=== Material for the task ===

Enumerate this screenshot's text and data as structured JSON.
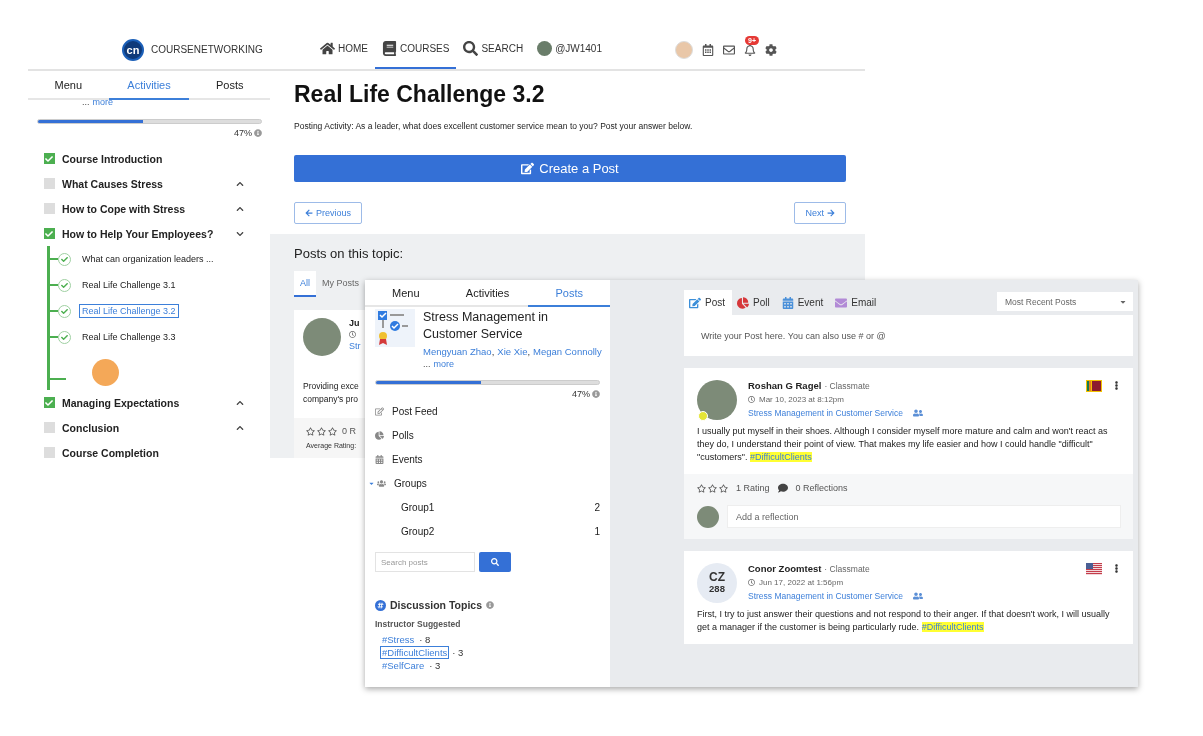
{
  "back_window": {
    "header": {
      "logo_mark": "cn",
      "logo_text": "COURSENETWORKING",
      "nav": [
        {
          "label": "HOME",
          "selected": false
        },
        {
          "label": "COURSES",
          "selected": true
        },
        {
          "label": "SEARCH",
          "selected": false
        },
        {
          "label": "@JW1401",
          "selected": false
        }
      ],
      "notification_count": "9+"
    },
    "sidebar": {
      "tabs": [
        {
          "label": "Menu",
          "selected": false
        },
        {
          "label": "Activities",
          "selected": true
        },
        {
          "label": "Posts",
          "selected": false
        }
      ],
      "ellipsis": "...",
      "more": "more",
      "progress": {
        "level": 0.47,
        "reading": "47%"
      },
      "outline": [
        {
          "title": "Course Introduction",
          "checked": true
        },
        {
          "title": "What Causes Stress",
          "checked": false,
          "expanded": false
        },
        {
          "title": "How to Cope with Stress",
          "checked": false,
          "expanded": false
        },
        {
          "title": "How to Help Your Employees?",
          "checked": true,
          "expanded": true,
          "children": [
            {
              "kind": "activity",
              "title": "What can organization leaders ...",
              "selected": false
            },
            {
              "kind": "activity",
              "title": "Real Life Challenge 3.1",
              "selected": false
            },
            {
              "kind": "activity",
              "title": "Real Life Challenge 3.2",
              "selected": true
            },
            {
              "kind": "activity",
              "title": "Real Life Challenge 3.3",
              "selected": false
            },
            {
              "kind": "badge"
            }
          ]
        },
        {
          "title": "Managing Expectations",
          "checked": true,
          "expanded": false
        },
        {
          "title": "Conclusion",
          "checked": false,
          "expanded": false
        },
        {
          "title": "Course Completion",
          "checked": false
        }
      ]
    },
    "main": {
      "title": "Real Life Challenge 3.2",
      "prompt": "Posting Activity: As a leader, what does excellent customer service mean to you? Post your answer below.",
      "create_button": "Create a Post",
      "previous": "Previous",
      "next": "Next",
      "posts_heading": "Posts on this topic:",
      "tabs": [
        {
          "label": "All",
          "selected": true
        },
        {
          "label": "My Posts",
          "selected": false
        }
      ],
      "post_preview": {
        "author": "Ju",
        "course": "Str",
        "body": [
          "Providing exce",
          "company's pro"
        ],
        "stars": 0,
        "rating": "0 R",
        "average": "Average Rating:"
      }
    }
  },
  "front_window": {
    "sidebar": {
      "tabs": [
        {
          "label": "Menu",
          "selected": false
        },
        {
          "label": "Activities",
          "selected": false
        },
        {
          "label": "Posts",
          "selected": true
        }
      ],
      "course_title": "Stress Management in Customer Service",
      "members": [
        "Mengyuan Zhao",
        "Xie Xie",
        "Megan Connolly"
      ],
      "separator": ",",
      "ellipsis": "...",
      "more": "more",
      "progress": {
        "level": 0.47,
        "reading": "47%"
      },
      "nav": [
        {
          "label": "Post Feed"
        },
        {
          "label": "Polls"
        },
        {
          "label": "Events"
        },
        {
          "label": "Groups",
          "expanded": true,
          "children": [
            {
              "label": "Group1",
              "count": "2"
            },
            {
              "label": "Group2",
              "count": "1"
            }
          ]
        }
      ],
      "search_placeholder": "Search posts",
      "topics_title": "Discussion Topics",
      "topics_subtitle": "Instructor Suggested",
      "topics": [
        {
          "tag": "#Stress",
          "count": "· 8",
          "selected": false
        },
        {
          "tag": "#DifficultClients",
          "count": "· 3",
          "selected": true
        },
        {
          "tag": "#SelfCare",
          "count": "· 3",
          "selected": false
        }
      ]
    },
    "composer": {
      "tabs": [
        {
          "label": "Post",
          "selected": true
        },
        {
          "label": "Poll",
          "selected": false
        },
        {
          "label": "Event",
          "selected": false
        },
        {
          "label": "Email",
          "selected": false
        }
      ],
      "sort": "Most Recent Posts",
      "placeholder": "Write your Post here. You can also use # or @"
    },
    "posts": [
      {
        "kind": "photo",
        "online": true,
        "author": "Roshan G Ragel",
        "role": "· Classmate",
        "date": "Mar 10, 2023 at 8:12pm",
        "course": "Stress Management in Customer Service",
        "body": "I usually put myself in their shoes. Although I consider myself more mature and calm and won't react as they do, I understand their point of view. That makes my life easier and how I could handle \"difficult\" \"customers\".",
        "hashtag": "#DifficultClients",
        "stars": 0,
        "rating": "1 Rating",
        "reflections": "0 Reflections",
        "reflection_placeholder": "Add a reflection"
      },
      {
        "kind": "initials",
        "initials": "CZ",
        "avatar_number": "288",
        "online": false,
        "author": "Conor Zoomtest",
        "role": "· Classmate",
        "date": "Jun 17, 2022 at 1:56pm",
        "course": "Stress Management in Customer Service",
        "body": "First, I try to just answer their questions and not respond to their anger. If that doesn't work, I will usually get a manager if the customer is being particularly rude.",
        "hashtag": "#DifficultClients"
      }
    ]
  }
}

===

- _Work to complete_:
From the material above, reproduce everything verbatim except the pictures.

- _Output below_:
Enumerate this screenshot's text and data as structured JSON.
{
  "back_window": {
    "header": {
      "logo_mark": "cn",
      "logo_text": "COURSENETWORKING",
      "nav": [
        {
          "label": "HOME",
          "selected": false
        },
        {
          "label": "COURSES",
          "selected": true
        },
        {
          "label": "SEARCH",
          "selected": false
        },
        {
          "label": "@JW1401",
          "selected": false
        }
      ],
      "notification_count": "9+"
    },
    "sidebar": {
      "tabs": [
        {
          "label": "Menu",
          "selected": false
        },
        {
          "label": "Activities",
          "selected": true
        },
        {
          "label": "Posts",
          "selected": false
        }
      ],
      "ellipsis": "...",
      "more": "more",
      "progress": {
        "level": 0.47,
        "reading": "47%"
      },
      "outline": [
        {
          "title": "Course Introduction",
          "checked": true
        },
        {
          "title": "What Causes Stress",
          "checked": false,
          "expanded": false
        },
        {
          "title": "How to Cope with Stress",
          "checked": false,
          "expanded": false
        },
        {
          "title": "How to Help Your Employees?",
          "checked": true,
          "expanded": true,
          "children": [
            {
              "kind": "activity",
              "title": "What can organization leaders ...",
              "selected": false
            },
            {
              "kind": "activity",
              "title": "Real Life Challenge 3.1",
              "selected": false
            },
            {
              "kind": "activity",
              "title": "Real Life Challenge 3.2",
              "selected": true
            },
            {
              "kind": "activity",
              "title": "Real Life Challenge 3.3",
              "selected": false
            },
            {
              "kind": "badge"
            }
          ]
        },
        {
          "title": "Managing Expectations",
          "checked": true,
          "expanded": false
        },
        {
          "title": "Conclusion",
          "checked": false,
          "expanded": false
        },
        {
          "title": "Course Completion",
          "checked": false
        }
      ]
    },
    "main": {
      "title": "Real Life Challenge 3.2",
      "prompt": "Posting Activity: As a leader, what does excellent customer service mean to you? Post your answer below.",
      "create_button": "Create a Post",
      "previous": "Previous",
      "next": "Next",
      "posts_heading": "Posts on this topic:",
      "tabs": [
        {
          "label": "All",
          "selected": true
        },
        {
          "label": "My Posts",
          "selected": false
        }
      ],
      "post_preview": {
        "author": "Ju",
        "course": "Str",
        "body": [
          "Providing exce",
          "company's pro"
        ],
        "stars": 0,
        "rating": "0 R",
        "average": "Average Rating:"
      }
    }
  },
  "front_window": {
    "sidebar": {
      "tabs": [
        {
          "label": "Menu",
          "selected": false
        },
        {
          "label": "Activities",
          "selected": false
        },
        {
          "label": "Posts",
          "selected": true
        }
      ],
      "course_title": "Stress Management in Customer Service",
      "members": [
        "Mengyuan Zhao",
        "Xie Xie",
        "Megan Connolly"
      ],
      "separator": ",",
      "ellipsis": "...",
      "more": "more",
      "progress": {
        "level": 0.47,
        "reading": "47%"
      },
      "nav": [
        {
          "label": "Post Feed"
        },
        {
          "label": "Polls"
        },
        {
          "label": "Events"
        },
        {
          "label": "Groups",
          "expanded": true,
          "children": [
            {
              "label": "Group1",
              "count": "2"
            },
            {
              "label": "Group2",
              "count": "1"
            }
          ]
        }
      ],
      "search_placeholder": "Search posts",
      "topics_title": "Discussion Topics",
      "topics_subtitle": "Instructor Suggested",
      "topics": [
        {
          "tag": "#Stress",
          "count": "· 8",
          "selected": false
        },
        {
          "tag": "#DifficultClients",
          "count": "· 3",
          "selected": true
        },
        {
          "tag": "#SelfCare",
          "count": "· 3",
          "selected": false
        }
      ]
    },
    "composer": {
      "tabs": [
        {
          "label": "Post",
          "selected": true
        },
        {
          "label": "Poll",
          "selected": false
        },
        {
          "label": "Event",
          "selected": false
        },
        {
          "label": "Email",
          "selected": false
        }
      ],
      "sort": "Most Recent Posts",
      "placeholder": "Write your Post here. You can also use # or @"
    },
    "posts": [
      {
        "kind": "photo",
        "online": true,
        "author": "Roshan G Ragel",
        "role": "· Classmate",
        "date": "Mar 10, 2023 at 8:12pm",
        "course": "Stress Management in Customer Service",
        "body": "I usually put myself in their shoes. Although I consider myself more mature and calm and won't react as they do, I understand their point of view. That makes my life easier and how I could handle \"difficult\" \"customers\".",
        "hashtag": "#DifficultClients",
        "stars": 0,
        "rating": "1 Rating",
        "reflections": "0 Reflections",
        "reflection_placeholder": "Add a reflection"
      },
      {
        "kind": "initials",
        "initials": "CZ",
        "avatar_number": "288",
        "online": false,
        "author": "Conor Zoomtest",
        "role": "· Classmate",
        "date": "Jun 17, 2022 at 1:56pm",
        "course": "Stress Management in Customer Service",
        "body": "First, I try to just answer their questions and not respond to their anger. If that doesn't work, I will usually get a manager if the customer is being particularly rude.",
        "hashtag": "#DifficultClients"
      }
    ]
  }
}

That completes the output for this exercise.